╭─ Listing

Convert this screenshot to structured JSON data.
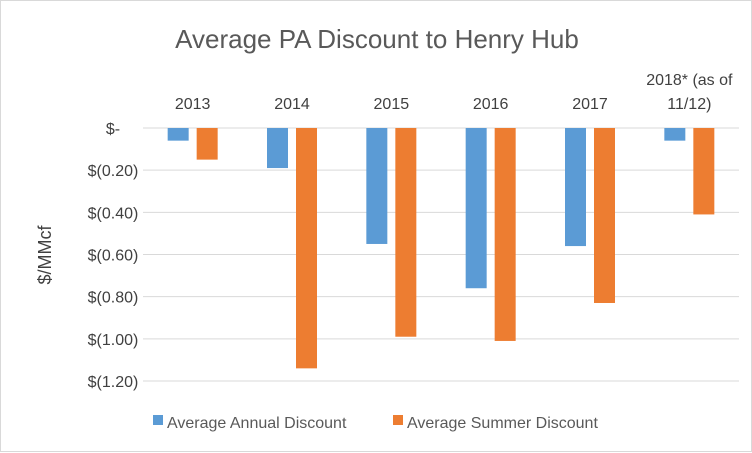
{
  "chart_data": {
    "type": "bar",
    "title": "Average PA Discount to Henry Hub",
    "ylabel": "$/MMcf",
    "xlabel": "",
    "categories": [
      "2013",
      "2014",
      "2015",
      "2016",
      "2017",
      "2018* (as of 11/12)"
    ],
    "category_label_lines": [
      [
        "2013"
      ],
      [
        "2014"
      ],
      [
        "2015"
      ],
      [
        "2016"
      ],
      [
        "2017"
      ],
      [
        "2018* (as of",
        "11/12)"
      ]
    ],
    "series": [
      {
        "name": "Average Annual Discount",
        "color": "#5b9bd5",
        "values": [
          -0.06,
          -0.19,
          -0.55,
          -0.76,
          -0.56,
          -0.06
        ]
      },
      {
        "name": "Average Summer Discount",
        "color": "#ed7d31",
        "values": [
          -0.15,
          -1.14,
          -0.99,
          -1.01,
          -0.83,
          -0.41
        ]
      }
    ],
    "ylim": [
      -1.2,
      0
    ],
    "yticks": [
      {
        "value": 0,
        "label": "$-"
      },
      {
        "value": -0.2,
        "label": "$(0.20)"
      },
      {
        "value": -0.4,
        "label": "$(0.40)"
      },
      {
        "value": -0.6,
        "label": "$(0.60)"
      },
      {
        "value": -0.8,
        "label": "$(0.80)"
      },
      {
        "value": -1.0,
        "label": "$(1.00)"
      },
      {
        "value": -1.2,
        "label": "$(1.20)"
      }
    ],
    "category_axis_position": "top",
    "grid": true,
    "legend_position": "bottom",
    "gridline_color": "#d9d9d9",
    "text_color": "#404040"
  }
}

╰─

Short task:
Excluding the pictures, reproduce every entry exactly as given.

Exercise output:
Convert this screenshot to structured JSON data.
{
  "chart_data": {
    "type": "bar",
    "title": "Average PA Discount to Henry Hub",
    "ylabel": "$/MMcf",
    "xlabel": "",
    "categories": [
      "2013",
      "2014",
      "2015",
      "2016",
      "2017",
      "2018* (as of 11/12)"
    ],
    "category_label_lines": [
      [
        "2013"
      ],
      [
        "2014"
      ],
      [
        "2015"
      ],
      [
        "2016"
      ],
      [
        "2017"
      ],
      [
        "2018* (as of",
        "11/12)"
      ]
    ],
    "series": [
      {
        "name": "Average Annual Discount",
        "color": "#5b9bd5",
        "values": [
          -0.06,
          -0.19,
          -0.55,
          -0.76,
          -0.56,
          -0.06
        ]
      },
      {
        "name": "Average Summer Discount",
        "color": "#ed7d31",
        "values": [
          -0.15,
          -1.14,
          -0.99,
          -1.01,
          -0.83,
          -0.41
        ]
      }
    ],
    "ylim": [
      -1.2,
      0
    ],
    "yticks": [
      {
        "value": 0,
        "label": "$-"
      },
      {
        "value": -0.2,
        "label": "$(0.20)"
      },
      {
        "value": -0.4,
        "label": "$(0.40)"
      },
      {
        "value": -0.6,
        "label": "$(0.60)"
      },
      {
        "value": -0.8,
        "label": "$(0.80)"
      },
      {
        "value": -1.0,
        "label": "$(1.00)"
      },
      {
        "value": -1.2,
        "label": "$(1.20)"
      }
    ],
    "category_axis_position": "top",
    "grid": true,
    "legend_position": "bottom",
    "gridline_color": "#d9d9d9",
    "text_color": "#404040"
  }
}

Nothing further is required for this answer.